* [Exercise details]:
State how many lines include "afin", giving the number by itself.

(Stored entries)

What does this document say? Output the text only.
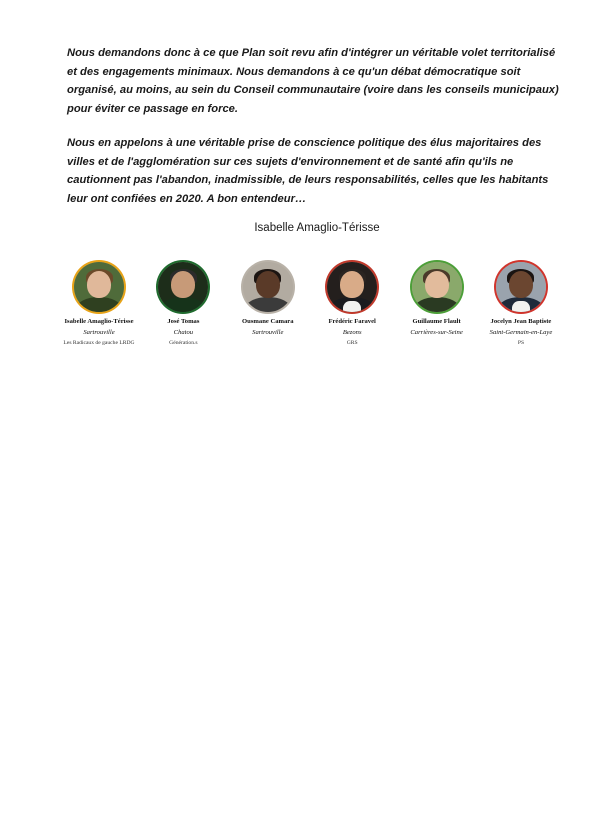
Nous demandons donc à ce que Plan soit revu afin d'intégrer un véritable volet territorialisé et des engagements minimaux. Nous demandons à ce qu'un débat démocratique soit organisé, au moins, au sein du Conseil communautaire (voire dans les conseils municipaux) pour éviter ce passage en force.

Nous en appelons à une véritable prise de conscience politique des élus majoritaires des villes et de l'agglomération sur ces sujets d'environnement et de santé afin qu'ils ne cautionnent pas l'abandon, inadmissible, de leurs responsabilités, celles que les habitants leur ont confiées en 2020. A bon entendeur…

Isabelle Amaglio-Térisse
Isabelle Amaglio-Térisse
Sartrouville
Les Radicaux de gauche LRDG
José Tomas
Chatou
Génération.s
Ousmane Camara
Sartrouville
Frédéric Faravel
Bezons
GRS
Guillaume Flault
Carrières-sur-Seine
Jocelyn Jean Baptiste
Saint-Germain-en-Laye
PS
==
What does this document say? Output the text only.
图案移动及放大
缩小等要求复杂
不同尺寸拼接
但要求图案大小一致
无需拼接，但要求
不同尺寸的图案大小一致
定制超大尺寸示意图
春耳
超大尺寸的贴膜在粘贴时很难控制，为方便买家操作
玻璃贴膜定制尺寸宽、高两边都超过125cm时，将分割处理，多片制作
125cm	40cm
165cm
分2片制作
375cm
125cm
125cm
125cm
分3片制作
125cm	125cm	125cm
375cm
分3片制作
* * *
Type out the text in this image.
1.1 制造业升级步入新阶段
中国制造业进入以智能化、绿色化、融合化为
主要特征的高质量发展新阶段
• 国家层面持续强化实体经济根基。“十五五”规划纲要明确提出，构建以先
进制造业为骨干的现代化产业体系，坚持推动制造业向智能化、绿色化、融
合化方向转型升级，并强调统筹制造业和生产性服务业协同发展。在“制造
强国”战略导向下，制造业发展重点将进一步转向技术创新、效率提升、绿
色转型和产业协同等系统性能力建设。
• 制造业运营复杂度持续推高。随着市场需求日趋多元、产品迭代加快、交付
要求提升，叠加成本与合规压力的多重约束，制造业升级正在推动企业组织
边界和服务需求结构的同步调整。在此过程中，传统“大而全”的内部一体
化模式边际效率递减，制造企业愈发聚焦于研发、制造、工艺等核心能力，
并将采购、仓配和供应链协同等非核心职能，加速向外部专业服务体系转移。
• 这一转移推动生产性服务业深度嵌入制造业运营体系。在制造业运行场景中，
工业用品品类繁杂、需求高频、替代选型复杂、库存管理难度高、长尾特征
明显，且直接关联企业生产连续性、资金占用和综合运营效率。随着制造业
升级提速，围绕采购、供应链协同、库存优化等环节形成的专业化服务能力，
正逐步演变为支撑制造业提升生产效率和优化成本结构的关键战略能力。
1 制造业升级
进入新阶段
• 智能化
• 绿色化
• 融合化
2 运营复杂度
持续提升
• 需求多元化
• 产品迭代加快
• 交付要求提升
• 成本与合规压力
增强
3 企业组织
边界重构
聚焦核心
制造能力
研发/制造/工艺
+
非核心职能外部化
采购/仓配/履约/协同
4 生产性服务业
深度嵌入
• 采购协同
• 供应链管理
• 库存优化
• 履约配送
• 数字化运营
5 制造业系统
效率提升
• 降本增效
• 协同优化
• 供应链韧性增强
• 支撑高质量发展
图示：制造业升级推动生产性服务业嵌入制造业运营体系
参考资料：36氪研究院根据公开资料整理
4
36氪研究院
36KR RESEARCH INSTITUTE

* [Task output]:
2